- Work required
Return all entries precisely as they stand, without the images.

- Dataset rows
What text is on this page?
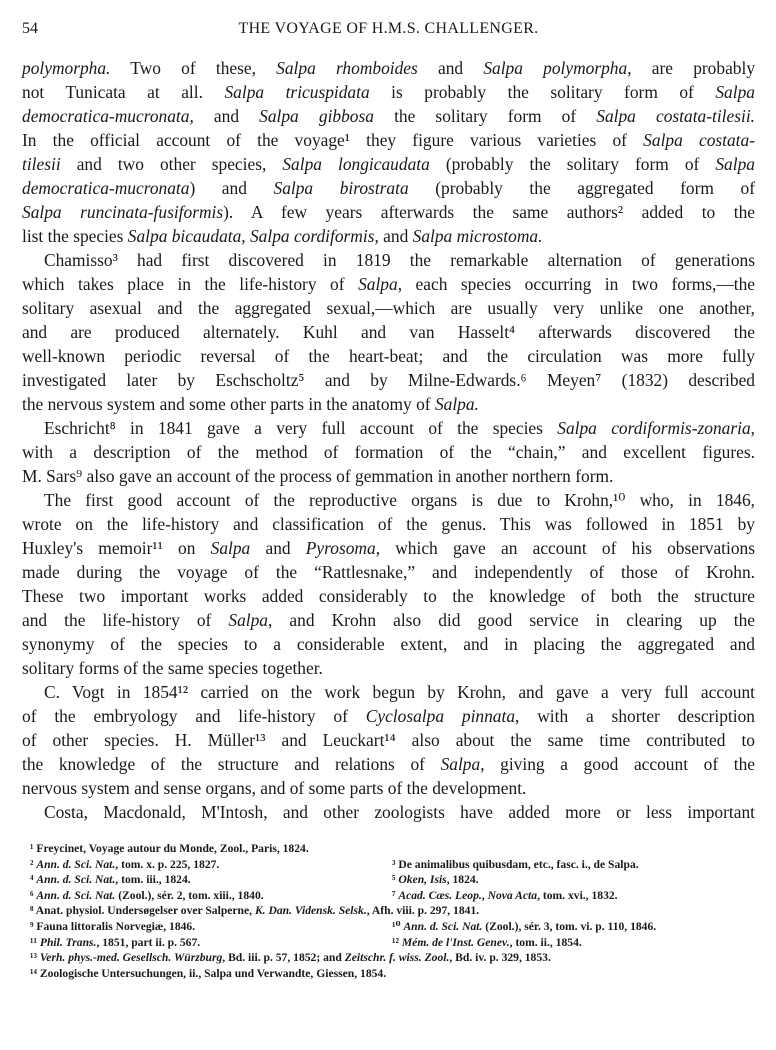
54	THE VOYAGE OF H.M.S. CHALLENGER.
polymorpha. Two of these, Salpa rhomboides and Salpa polymorpha, are probably
not Tunicata at all. Salpa tricuspidata is probably the solitary form of Salpa
democratica-mucronata, and Salpa gibbosa the solitary form of Salpa costata-tilesii.
In the official account of the voyage¹ they figure various varieties of Salpa costata-
tilesii and two other species, Salpa longicaudata (probably the solitary form of Salpa
democratica-mucronata) and Salpa birostrata (probably the aggregated form of
Salpa runcinata-fusiformis). A few years afterwards the same authors² added to the
list the species Salpa bicaudata, Salpa cordiformis, and Salpa microstoma.
Chamisso³ had first discovered in 1819 the remarkable alternation of generations
which takes place in the life-history of Salpa, each species occurring in two forms,—the
solitary asexual and the aggregated sexual,—which are usually very unlike one another,
and are produced alternately. Kuhl and van Hasselt⁴ afterwards discovered the
well-known periodic reversal of the heart-beat; and the circulation was more fully
investigated later by Eschscholtz⁵ and by Milne-Edwards.⁶ Meyen⁷ (1832) described
the nervous system and some other parts in the anatomy of Salpa.
Eschricht⁸ in 1841 gave a very full account of the species Salpa cordiformis-zonaria,
with a description of the method of formation of the “chain,” and excellent figures.
M. Sars⁹ also gave an account of the process of gemmation in another northern form.
The first good account of the reproductive organs is due to Krohn,¹⁰ who, in 1846,
wrote on the life-history and classification of the genus. This was followed in 1851 by
Huxley's memoir¹¹ on Salpa and Pyrosoma, which gave an account of his observations
made during the voyage of the “Rattlesnake,” and independently of those of Krohn.
These two important works added considerably to the knowledge of both the structure
and the life-history of Salpa, and Krohn also did good service in clearing up the
synonymy of the species to a considerable extent, and in placing the aggregated and
solitary forms of the same species together.
C. Vogt in 1854¹² carried on the work begun by Krohn, and gave a very full account
of the embryology and life-history of Cyclosalpa pinnata, with a shorter description
of other species. H. Müller¹³ and Leuckart¹⁴ also about the same time contributed to
the knowledge of the structure and relations of Salpa, giving a good account of the
nervous system and sense organs, and of some parts of the development.
Costa, Macdonald, M'Intosh, and other zoologists have added more or less important
¹ Freycinet, Voyage autour du Monde, Zool., Paris, 1824.
² Ann. d. Sci. Nat., tom. x. p. 225, 1827.	³ De animalibus quibusdam, etc., fasc. i., de Salpa.
⁴ Ann. d. Sci. Nat., tom. iii., 1824.	⁵ Oken, Isis, 1824.
⁶ Ann. d. Sci. Nat. (Zool.), sér. 2, tom. xiii., 1840.	⁷ Acad. Cæs. Leop., Nova Acta, tom. xvi., 1832.
⁸ Anat. physiol. Undersøgelser over Salperne, K. Dan. Vidensk. Selsk., Afh. viii. p. 297, 1841.
⁹ Fauna littoralis Norvegiæ, 1846.	¹⁰ Ann. d. Sci. Nat. (Zool.), sér. 3, tom. vi. p. 110, 1846.
¹¹ Phil. Trans., 1851, part ii. p. 567.	¹² Mém. de l'Inst. Genev., tom. ii., 1854.
¹³ Verh. phys.-med. Gesellsch. Würzburg, Bd. iii. p. 57, 1852; and Zeitschr. f. wiss. Zool., Bd. iv. p. 329, 1853.
¹⁴ Zoologische Untersuchungen, ii., Salpa und Verwandte, Giessen, 1854.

- Worked solution
What text is on this page?
54	THE VOYAGE OF H.M.S. CHALLENGER.
polymorpha. Two of these, Salpa rhomboides and Salpa polymorpha, are probably
not Tunicata at all. Salpa tricuspidata is probably the solitary form of Salpa
democratica-mucronata, and Salpa gibbosa the solitary form of Salpa costata-tilesii.
In the official account of the voyage¹ they figure various varieties of Salpa costata-
tilesii and two other species, Salpa longicaudata (probably the solitary form of Salpa
democratica-mucronata) and Salpa birostrata (probably the aggregated form of
Salpa runcinata-fusiformis). A few years afterwards the same authors² added to the
list the species Salpa bicaudata, Salpa cordiformis, and Salpa microstoma.
Chamisso³ had first discovered in 1819 the remarkable alternation of generations
which takes place in the life-history of Salpa, each species occurring in two forms,—the
solitary asexual and the aggregated sexual,—which are usually very unlike one another,
and are produced alternately. Kuhl and van Hasselt⁴ afterwards discovered the
well-known periodic reversal of the heart-beat; and the circulation was more fully
investigated later by Eschscholtz⁵ and by Milne-Edwards.⁶ Meyen⁷ (1832) described
the nervous system and some other parts in the anatomy of Salpa.
Eschricht⁸ in 1841 gave a very full account of the species Salpa cordiformis-zonaria,
with a description of the method of formation of the “chain,” and excellent figures.
M. Sars⁹ also gave an account of the process of gemmation in another northern form.
The first good account of the reproductive organs is due to Krohn,¹⁰ who, in 1846,
wrote on the life-history and classification of the genus. This was followed in 1851 by
Huxley's memoir¹¹ on Salpa and Pyrosoma, which gave an account of his observations
made during the voyage of the “Rattlesnake,” and independently of those of Krohn.
These two important works added considerably to the knowledge of both the structure
and the life-history of Salpa, and Krohn also did good service in clearing up the
synonymy of the species to a considerable extent, and in placing the aggregated and
solitary forms of the same species together.
C. Vogt in 1854¹² carried on the work begun by Krohn, and gave a very full account
of the embryology and life-history of Cyclosalpa pinnata, with a shorter description
of other species. H. Müller¹³ and Leuckart¹⁴ also about the same time contributed to
the knowledge of the structure and relations of Salpa, giving a good account of the
nervous system and sense organs, and of some parts of the development.
Costa, Macdonald, M'Intosh, and other zoologists have added more or less important
¹ Freycinet, Voyage autour du Monde, Zool., Paris, 1824.
² Ann. d. Sci. Nat., tom. x. p. 225, 1827.	³ De animalibus quibusdam, etc., fasc. i., de Salpa.
⁴ Ann. d. Sci. Nat., tom. iii., 1824.	⁵ Oken, Isis, 1824.
⁶ Ann. d. Sci. Nat. (Zool.), sér. 2, tom. xiii., 1840.	⁷ Acad. Cæs. Leop., Nova Acta, tom. xvi., 1832.
⁸ Anat. physiol. Undersøgelser over Salperne, K. Dan. Vidensk. Selsk., Afh. viii. p. 297, 1841.
⁹ Fauna littoralis Norvegiæ, 1846.	¹⁰ Ann. d. Sci. Nat. (Zool.), sér. 3, tom. vi. p. 110, 1846.
¹¹ Phil. Trans., 1851, part ii. p. 567.	¹² Mém. de l'Inst. Genev., tom. ii., 1854.
¹³ Verh. phys.-med. Gesellsch. Würzburg, Bd. iii. p. 57, 1852; and Zeitschr. f. wiss. Zool., Bd. iv. p. 329, 1853.
¹⁴ Zoologische Untersuchungen, ii., Salpa und Verwandte, Giessen, 1854.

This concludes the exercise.